** Problem description **
Track down each line that has the word "Homogenous" and copy it.

=-=-=-=-=

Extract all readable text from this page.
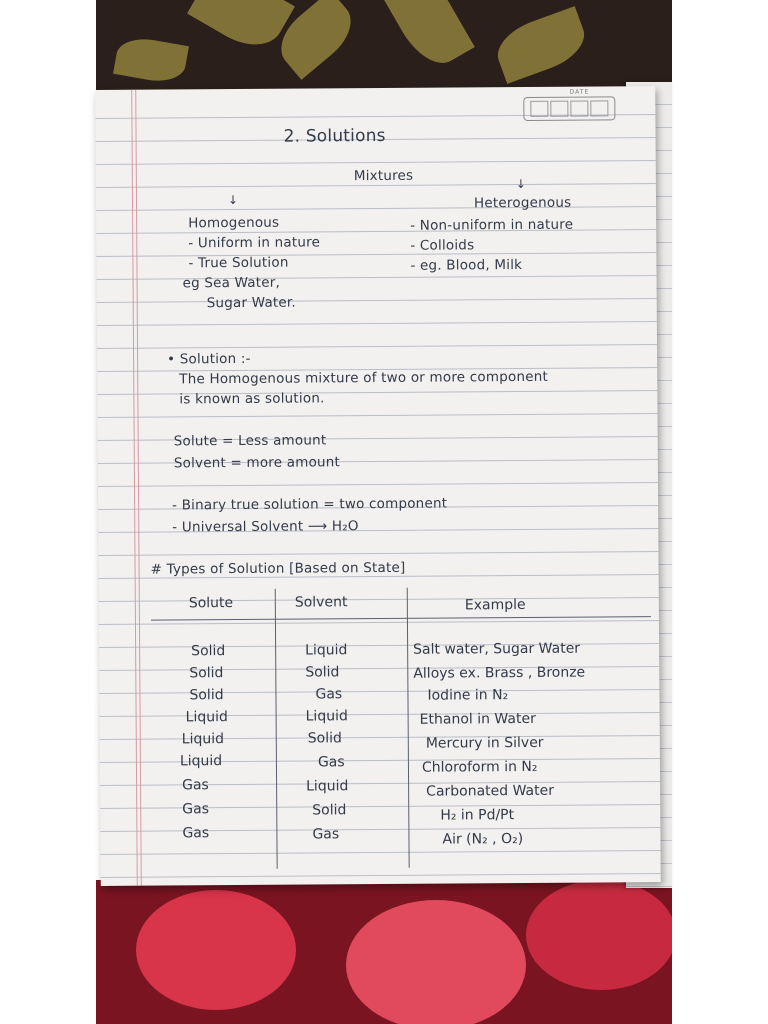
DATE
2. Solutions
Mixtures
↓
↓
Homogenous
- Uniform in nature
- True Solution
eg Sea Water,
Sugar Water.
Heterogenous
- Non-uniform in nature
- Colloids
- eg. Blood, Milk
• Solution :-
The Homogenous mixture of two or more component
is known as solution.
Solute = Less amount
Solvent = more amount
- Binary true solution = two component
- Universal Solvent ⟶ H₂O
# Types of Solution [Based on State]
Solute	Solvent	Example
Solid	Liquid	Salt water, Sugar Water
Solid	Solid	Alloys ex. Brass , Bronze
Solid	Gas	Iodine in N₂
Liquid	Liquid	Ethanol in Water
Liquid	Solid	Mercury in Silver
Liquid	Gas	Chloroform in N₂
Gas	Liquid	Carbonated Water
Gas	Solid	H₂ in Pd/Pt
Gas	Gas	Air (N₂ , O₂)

=-=-=-=-=

** Response for this exercise **
Homogenous
The Homogenous mixture of two or more component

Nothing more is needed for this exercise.